**DATA SUPPLIED**
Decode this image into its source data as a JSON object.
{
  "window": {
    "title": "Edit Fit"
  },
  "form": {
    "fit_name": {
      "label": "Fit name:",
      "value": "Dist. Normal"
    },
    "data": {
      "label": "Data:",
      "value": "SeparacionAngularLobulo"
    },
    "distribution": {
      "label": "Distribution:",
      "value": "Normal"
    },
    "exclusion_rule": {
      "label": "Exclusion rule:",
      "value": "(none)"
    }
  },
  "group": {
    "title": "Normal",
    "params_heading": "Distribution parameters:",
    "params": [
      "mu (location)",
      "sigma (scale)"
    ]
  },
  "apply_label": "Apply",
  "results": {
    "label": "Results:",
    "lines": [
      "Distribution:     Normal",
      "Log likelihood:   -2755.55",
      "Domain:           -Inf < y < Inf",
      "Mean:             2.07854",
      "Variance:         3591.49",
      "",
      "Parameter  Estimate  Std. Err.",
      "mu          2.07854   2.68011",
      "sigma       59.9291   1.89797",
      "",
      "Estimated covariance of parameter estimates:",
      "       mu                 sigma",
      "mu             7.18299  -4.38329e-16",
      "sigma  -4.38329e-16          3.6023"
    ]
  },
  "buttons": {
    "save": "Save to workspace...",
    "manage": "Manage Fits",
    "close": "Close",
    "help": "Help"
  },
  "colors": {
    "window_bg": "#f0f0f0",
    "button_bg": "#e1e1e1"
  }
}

**GIVEN REQUEST**
Go through the data above and find the lines with the word "Normal". Copy each of those lines.

**ANSWER TO THIS EXERCISE**
      "value": "Dist. Normal"
      "value": "Normal"
    "title": "Normal",
      "Distribution:     Normal",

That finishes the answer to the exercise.